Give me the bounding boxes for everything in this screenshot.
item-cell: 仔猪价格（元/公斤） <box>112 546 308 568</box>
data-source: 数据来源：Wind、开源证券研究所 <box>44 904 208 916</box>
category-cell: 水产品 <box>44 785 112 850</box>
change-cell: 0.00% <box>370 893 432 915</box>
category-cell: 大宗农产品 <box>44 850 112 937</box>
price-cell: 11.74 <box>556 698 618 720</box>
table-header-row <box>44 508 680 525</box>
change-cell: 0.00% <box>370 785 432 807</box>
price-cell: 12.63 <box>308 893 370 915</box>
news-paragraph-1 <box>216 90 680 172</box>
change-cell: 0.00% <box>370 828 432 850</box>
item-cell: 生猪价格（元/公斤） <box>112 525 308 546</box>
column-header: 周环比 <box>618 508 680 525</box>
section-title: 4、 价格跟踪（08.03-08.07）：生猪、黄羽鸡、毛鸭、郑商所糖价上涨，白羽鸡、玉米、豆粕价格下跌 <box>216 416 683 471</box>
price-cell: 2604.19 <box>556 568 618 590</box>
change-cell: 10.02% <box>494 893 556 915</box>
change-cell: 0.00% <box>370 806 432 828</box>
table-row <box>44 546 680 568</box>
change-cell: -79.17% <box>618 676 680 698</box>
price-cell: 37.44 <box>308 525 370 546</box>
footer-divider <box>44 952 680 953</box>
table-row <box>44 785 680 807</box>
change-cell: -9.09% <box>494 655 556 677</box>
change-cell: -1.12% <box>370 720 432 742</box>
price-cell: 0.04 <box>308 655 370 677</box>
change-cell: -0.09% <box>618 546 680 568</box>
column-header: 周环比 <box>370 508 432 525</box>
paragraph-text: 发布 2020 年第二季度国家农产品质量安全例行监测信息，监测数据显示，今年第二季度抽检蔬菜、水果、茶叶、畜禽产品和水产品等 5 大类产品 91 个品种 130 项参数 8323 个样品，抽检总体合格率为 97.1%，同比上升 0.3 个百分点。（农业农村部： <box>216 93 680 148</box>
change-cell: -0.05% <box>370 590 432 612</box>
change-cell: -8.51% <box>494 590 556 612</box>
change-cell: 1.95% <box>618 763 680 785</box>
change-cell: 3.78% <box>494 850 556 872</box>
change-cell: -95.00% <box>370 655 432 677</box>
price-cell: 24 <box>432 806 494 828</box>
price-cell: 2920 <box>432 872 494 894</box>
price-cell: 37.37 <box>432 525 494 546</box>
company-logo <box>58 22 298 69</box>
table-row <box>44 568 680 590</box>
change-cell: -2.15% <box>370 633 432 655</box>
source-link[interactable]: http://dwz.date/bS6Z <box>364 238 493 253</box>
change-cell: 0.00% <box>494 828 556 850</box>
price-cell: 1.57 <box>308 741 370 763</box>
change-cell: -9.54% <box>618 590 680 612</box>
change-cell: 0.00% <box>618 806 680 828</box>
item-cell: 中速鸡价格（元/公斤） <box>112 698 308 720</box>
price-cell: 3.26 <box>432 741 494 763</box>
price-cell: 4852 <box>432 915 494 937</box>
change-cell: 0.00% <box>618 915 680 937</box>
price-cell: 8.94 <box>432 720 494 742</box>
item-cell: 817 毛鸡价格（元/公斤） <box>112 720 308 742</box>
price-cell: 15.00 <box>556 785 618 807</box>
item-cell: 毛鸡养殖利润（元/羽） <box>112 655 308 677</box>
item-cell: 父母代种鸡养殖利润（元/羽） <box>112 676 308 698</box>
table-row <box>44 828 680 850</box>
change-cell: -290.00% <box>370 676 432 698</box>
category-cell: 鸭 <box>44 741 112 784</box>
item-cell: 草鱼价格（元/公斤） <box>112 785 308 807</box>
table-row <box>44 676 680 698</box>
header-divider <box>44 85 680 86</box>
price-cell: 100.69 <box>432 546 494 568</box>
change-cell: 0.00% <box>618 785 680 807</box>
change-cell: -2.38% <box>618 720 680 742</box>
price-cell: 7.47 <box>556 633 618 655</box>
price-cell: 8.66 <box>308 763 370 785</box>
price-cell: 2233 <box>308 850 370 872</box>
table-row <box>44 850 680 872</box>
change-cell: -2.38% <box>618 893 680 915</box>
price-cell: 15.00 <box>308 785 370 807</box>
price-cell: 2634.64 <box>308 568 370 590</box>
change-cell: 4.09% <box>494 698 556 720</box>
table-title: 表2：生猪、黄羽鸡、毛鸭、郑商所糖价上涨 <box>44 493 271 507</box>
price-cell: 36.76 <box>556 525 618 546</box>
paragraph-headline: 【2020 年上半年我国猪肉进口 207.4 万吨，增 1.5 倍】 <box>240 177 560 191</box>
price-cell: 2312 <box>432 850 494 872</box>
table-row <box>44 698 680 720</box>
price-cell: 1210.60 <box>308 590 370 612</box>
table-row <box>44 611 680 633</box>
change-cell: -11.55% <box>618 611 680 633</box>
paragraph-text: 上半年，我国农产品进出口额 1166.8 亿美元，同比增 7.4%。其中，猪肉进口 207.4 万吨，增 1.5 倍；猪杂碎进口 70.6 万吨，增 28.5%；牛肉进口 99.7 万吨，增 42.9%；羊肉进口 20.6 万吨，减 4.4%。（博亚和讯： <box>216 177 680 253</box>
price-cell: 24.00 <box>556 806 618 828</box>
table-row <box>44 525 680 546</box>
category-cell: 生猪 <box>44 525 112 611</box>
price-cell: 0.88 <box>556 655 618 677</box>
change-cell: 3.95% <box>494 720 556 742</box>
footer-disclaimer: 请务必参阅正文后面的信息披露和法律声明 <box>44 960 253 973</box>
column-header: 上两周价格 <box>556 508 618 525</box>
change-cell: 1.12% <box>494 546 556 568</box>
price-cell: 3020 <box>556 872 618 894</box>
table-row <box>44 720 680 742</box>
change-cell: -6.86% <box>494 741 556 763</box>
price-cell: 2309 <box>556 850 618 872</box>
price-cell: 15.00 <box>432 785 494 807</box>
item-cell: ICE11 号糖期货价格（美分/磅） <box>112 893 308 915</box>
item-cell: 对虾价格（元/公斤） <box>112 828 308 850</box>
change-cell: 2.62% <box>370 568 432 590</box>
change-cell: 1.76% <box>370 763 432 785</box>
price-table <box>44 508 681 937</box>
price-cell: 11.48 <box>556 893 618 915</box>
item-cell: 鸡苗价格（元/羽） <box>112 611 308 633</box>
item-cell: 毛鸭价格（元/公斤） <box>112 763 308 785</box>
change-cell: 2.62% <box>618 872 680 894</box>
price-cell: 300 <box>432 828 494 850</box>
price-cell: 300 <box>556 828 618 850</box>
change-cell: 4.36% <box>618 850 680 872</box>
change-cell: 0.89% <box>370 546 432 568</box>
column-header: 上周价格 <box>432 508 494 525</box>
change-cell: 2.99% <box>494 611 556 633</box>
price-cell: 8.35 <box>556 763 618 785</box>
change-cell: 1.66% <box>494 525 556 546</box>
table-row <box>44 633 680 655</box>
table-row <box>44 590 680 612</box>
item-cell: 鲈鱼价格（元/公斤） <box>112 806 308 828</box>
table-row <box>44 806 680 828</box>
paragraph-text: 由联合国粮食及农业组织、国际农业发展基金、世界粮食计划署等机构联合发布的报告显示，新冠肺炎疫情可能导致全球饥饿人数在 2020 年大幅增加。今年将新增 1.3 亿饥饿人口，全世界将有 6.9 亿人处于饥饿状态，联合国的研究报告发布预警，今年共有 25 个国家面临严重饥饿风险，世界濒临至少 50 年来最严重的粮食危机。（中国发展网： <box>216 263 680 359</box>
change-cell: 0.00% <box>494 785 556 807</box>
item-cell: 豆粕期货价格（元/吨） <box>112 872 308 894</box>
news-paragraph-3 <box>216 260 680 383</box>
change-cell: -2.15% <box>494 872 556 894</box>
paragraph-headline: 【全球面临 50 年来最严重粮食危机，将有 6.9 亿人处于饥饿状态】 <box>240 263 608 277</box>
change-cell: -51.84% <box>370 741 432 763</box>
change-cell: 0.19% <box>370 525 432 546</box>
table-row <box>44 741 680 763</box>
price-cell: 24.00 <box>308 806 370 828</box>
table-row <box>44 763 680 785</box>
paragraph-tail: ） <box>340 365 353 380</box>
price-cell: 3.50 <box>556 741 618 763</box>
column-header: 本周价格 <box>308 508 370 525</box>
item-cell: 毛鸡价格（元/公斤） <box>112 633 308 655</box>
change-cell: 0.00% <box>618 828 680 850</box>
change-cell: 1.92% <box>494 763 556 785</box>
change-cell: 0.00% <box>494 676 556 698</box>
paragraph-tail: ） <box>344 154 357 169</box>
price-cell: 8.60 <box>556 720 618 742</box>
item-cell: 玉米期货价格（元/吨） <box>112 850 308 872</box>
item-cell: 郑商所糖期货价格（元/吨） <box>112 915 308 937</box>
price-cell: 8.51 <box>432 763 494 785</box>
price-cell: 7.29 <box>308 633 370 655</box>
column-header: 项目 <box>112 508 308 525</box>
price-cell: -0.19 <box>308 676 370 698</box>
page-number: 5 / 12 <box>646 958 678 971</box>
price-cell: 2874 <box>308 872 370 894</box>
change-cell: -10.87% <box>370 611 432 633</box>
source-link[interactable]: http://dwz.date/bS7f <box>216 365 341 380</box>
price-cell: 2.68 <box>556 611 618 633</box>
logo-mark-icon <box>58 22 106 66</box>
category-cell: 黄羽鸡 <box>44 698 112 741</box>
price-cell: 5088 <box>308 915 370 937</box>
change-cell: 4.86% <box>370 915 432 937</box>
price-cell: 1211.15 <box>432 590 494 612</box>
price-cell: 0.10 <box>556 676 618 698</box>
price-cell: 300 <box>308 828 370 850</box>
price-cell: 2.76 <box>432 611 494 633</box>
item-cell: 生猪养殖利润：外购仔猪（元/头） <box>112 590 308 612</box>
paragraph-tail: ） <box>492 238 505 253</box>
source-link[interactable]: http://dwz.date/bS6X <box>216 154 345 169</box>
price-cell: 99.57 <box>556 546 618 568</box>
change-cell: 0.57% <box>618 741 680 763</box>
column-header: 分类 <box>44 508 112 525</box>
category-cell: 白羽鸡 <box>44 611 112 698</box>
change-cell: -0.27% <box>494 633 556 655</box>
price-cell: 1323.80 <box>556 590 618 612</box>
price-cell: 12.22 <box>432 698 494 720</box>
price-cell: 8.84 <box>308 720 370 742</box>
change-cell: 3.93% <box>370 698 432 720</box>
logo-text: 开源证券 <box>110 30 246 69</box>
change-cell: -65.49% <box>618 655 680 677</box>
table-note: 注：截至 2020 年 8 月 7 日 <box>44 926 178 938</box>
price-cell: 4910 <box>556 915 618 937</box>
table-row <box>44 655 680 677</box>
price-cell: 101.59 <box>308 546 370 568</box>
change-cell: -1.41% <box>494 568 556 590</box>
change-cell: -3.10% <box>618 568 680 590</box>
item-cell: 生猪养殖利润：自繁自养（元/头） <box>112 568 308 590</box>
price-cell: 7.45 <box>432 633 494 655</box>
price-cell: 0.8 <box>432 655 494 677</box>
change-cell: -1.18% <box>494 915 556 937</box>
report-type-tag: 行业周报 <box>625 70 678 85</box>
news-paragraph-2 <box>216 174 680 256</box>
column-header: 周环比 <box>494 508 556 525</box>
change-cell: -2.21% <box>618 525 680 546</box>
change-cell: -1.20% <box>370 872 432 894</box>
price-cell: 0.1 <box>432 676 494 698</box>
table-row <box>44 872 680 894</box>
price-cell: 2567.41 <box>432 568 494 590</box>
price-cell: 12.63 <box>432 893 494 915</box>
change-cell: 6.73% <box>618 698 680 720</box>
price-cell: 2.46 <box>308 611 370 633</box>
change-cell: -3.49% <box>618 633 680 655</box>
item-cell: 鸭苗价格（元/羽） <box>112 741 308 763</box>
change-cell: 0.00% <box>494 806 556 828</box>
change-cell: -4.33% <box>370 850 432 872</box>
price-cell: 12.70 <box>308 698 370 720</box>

**Prompt:**
Print the data above verbatim, from its first line through the line containing "category-cell: 大宗农产品 <box>44", inclusive.

**Exercise answer:**
Give me the bounding boxes for everything in this screenshot.
item-cell: 仔猪价格（元/公斤） <box>112 546 308 568</box>
data-source: 数据来源：Wind、开源证券研究所 <box>44 904 208 916</box>
category-cell: 水产品 <box>44 785 112 850</box>
change-cell: 0.00% <box>370 893 432 915</box>
category-cell: 大宗农产品 <box>44 850 112 937</box>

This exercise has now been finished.